# START OF DATA PROVIDED

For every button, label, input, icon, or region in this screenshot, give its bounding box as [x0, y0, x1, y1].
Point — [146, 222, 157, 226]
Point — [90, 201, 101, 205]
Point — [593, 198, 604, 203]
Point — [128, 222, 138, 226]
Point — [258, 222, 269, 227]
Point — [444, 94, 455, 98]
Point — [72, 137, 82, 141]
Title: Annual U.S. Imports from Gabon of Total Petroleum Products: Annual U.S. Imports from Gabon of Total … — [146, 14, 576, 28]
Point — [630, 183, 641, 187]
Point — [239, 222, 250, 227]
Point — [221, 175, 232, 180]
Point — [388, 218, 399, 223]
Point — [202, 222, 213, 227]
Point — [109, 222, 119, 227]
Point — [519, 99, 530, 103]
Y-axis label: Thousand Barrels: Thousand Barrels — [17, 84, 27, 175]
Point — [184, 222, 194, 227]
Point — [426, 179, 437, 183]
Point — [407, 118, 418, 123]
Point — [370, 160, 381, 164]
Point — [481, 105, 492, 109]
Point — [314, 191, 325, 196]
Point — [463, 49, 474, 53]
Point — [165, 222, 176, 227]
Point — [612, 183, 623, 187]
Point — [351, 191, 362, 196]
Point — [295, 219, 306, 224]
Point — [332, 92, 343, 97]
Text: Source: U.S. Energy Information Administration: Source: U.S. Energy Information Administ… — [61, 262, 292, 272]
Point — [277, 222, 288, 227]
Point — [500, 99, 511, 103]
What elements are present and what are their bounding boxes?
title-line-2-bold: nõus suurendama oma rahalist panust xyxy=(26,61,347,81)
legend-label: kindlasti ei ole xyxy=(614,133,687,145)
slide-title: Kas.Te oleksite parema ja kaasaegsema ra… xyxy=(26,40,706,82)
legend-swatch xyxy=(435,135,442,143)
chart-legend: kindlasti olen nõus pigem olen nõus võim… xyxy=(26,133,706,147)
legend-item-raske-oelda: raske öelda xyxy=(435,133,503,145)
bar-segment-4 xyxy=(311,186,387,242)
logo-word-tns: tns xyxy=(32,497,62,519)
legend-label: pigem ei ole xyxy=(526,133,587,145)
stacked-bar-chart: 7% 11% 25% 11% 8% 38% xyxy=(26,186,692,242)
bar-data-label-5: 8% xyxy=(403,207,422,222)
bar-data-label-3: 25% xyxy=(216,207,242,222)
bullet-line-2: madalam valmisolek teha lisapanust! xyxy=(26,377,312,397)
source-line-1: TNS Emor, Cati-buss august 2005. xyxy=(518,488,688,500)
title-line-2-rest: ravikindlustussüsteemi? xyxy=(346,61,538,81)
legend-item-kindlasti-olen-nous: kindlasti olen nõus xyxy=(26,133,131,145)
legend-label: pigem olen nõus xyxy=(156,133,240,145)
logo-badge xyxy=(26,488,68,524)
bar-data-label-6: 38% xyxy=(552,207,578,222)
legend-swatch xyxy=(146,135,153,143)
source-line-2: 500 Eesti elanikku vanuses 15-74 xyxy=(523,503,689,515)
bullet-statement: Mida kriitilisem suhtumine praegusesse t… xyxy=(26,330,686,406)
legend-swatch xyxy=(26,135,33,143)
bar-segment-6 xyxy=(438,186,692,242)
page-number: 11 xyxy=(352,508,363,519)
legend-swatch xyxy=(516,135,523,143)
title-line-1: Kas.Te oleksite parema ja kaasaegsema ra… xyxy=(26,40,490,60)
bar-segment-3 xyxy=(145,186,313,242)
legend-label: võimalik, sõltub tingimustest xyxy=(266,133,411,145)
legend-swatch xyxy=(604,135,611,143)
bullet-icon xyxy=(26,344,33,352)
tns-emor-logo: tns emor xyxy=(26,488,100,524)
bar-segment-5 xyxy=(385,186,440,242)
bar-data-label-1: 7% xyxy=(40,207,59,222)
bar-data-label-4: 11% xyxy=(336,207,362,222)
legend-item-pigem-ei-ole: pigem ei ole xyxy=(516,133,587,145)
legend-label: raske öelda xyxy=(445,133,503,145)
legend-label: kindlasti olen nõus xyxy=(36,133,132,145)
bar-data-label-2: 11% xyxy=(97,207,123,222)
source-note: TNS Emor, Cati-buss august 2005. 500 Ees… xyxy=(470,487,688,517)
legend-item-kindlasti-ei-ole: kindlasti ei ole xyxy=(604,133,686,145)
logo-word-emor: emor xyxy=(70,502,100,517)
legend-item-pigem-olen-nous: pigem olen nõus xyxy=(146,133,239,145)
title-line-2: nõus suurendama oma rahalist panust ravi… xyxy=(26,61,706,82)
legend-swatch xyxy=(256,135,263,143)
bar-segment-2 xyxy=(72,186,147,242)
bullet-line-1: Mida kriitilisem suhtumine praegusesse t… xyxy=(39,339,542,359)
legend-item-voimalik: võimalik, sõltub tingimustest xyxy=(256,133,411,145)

# END OF DATA PROVIDED

DESCRIPTION OF THE TASK
Reproduce the entries word for word, from the first line through the line containing "Point — [72, 137, 82, 141]", including that line.

EXERCISE OUTPUT
For every button, label, input, icon, or region in this screenshot, give its bounding box as [x0, y0, x1, y1].
Point — [146, 222, 157, 226]
Point — [90, 201, 101, 205]
Point — [593, 198, 604, 203]
Point — [128, 222, 138, 226]
Point — [258, 222, 269, 227]
Point — [444, 94, 455, 98]
Point — [72, 137, 82, 141]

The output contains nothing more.